Objective: Copy every line of the listing that holds the string "text".

+++

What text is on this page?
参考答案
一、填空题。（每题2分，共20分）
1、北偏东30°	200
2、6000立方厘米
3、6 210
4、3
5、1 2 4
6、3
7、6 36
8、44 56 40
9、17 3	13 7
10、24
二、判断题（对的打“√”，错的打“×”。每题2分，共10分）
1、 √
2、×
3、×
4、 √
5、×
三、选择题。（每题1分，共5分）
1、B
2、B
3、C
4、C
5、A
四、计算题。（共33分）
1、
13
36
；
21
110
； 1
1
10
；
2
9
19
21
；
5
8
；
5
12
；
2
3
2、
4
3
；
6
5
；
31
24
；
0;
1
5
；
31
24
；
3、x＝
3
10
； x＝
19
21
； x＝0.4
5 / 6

+++

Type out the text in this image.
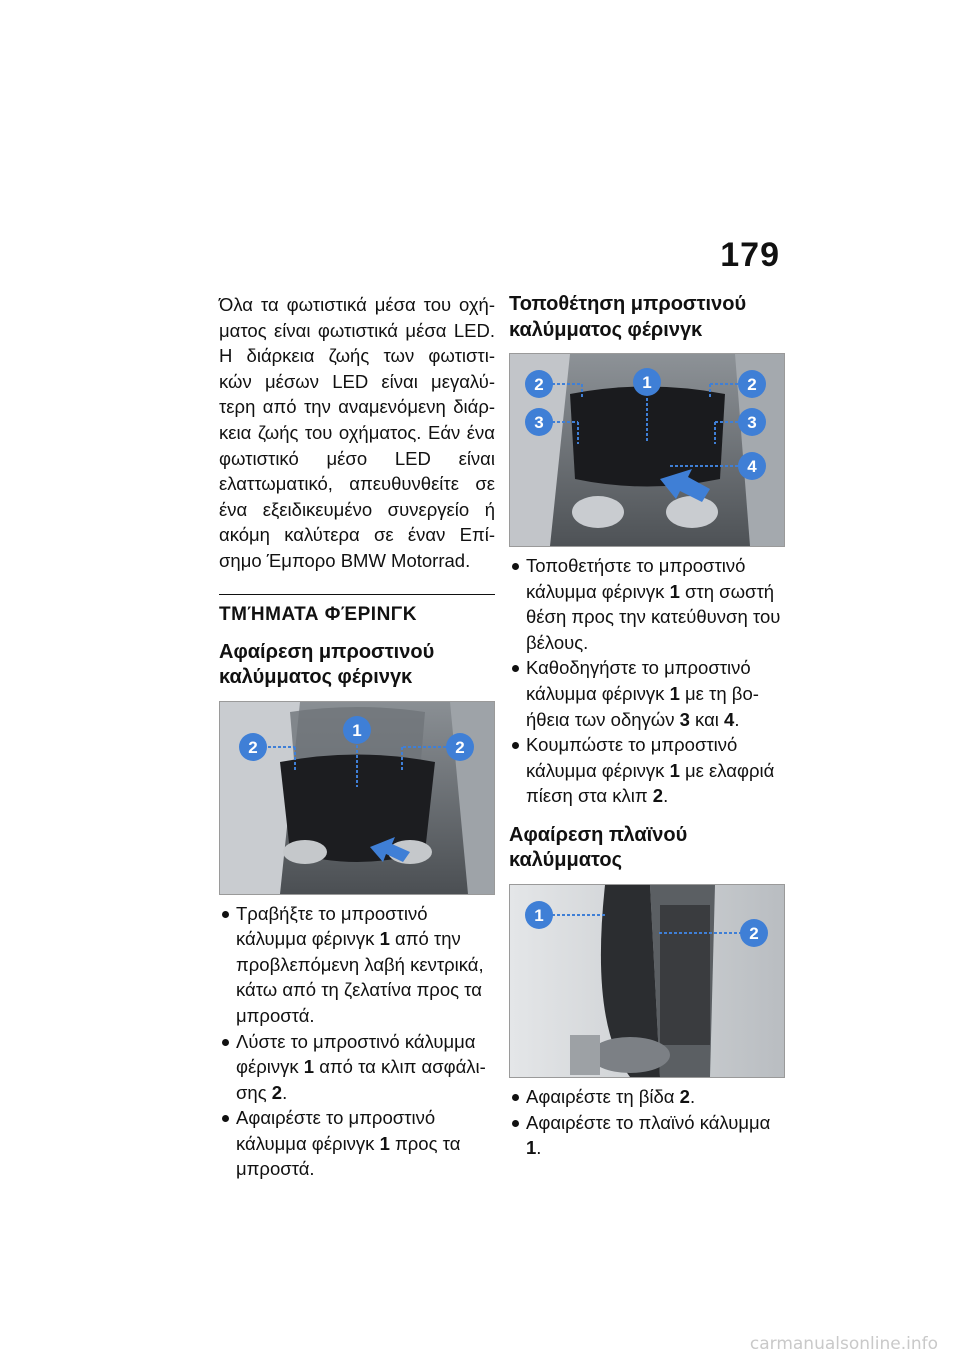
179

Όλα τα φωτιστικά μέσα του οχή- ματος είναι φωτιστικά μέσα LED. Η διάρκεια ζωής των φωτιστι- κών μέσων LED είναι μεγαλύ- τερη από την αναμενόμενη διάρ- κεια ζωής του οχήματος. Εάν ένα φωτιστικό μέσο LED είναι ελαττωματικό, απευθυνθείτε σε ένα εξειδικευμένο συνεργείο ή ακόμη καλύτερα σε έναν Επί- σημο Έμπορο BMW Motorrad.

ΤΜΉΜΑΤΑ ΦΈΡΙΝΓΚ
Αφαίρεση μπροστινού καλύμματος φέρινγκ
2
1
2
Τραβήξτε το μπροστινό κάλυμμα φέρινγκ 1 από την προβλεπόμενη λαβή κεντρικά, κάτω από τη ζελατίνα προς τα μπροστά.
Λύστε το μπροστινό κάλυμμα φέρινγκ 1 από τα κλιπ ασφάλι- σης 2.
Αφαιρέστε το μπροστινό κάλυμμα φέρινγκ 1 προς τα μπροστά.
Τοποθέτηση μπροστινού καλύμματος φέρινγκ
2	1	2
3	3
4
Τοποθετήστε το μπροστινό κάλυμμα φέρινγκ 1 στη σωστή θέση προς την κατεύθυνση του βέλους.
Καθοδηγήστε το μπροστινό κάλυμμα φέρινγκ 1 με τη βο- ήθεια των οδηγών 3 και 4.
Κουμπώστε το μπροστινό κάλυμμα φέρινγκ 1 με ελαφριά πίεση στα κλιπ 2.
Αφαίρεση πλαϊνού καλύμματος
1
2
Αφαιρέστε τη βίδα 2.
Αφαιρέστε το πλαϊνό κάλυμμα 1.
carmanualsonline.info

+++

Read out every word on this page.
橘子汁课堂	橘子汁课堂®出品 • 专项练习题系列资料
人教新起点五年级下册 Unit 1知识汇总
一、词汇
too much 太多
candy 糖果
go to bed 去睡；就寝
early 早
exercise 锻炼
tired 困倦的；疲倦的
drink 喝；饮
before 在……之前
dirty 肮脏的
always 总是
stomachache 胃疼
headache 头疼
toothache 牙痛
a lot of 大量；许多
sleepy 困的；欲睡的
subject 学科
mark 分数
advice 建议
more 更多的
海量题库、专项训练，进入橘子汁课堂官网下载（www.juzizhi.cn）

+++

Solution for this task:
What text is on this page?
Type out the text in this image.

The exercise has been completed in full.